** start Entries shown **

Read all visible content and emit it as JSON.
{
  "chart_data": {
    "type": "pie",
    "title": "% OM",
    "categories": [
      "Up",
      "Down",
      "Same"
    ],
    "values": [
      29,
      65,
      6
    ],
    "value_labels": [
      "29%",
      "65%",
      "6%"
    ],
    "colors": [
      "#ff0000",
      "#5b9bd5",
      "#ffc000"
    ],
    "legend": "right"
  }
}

** end Entries shown **

Output every line above without altering anything.

Read all visible content and emit it as JSON.
{
  "chart_data": {
    "type": "pie",
    "title": "% OM",
    "categories": [
      "Up",
      "Down",
      "Same"
    ],
    "values": [
      29,
      65,
      6
    ],
    "value_labels": [
      "29%",
      "65%",
      "6%"
    ],
    "colors": [
      "#ff0000",
      "#5b9bd5",
      "#ffc000"
    ],
    "legend": "right"
  }
}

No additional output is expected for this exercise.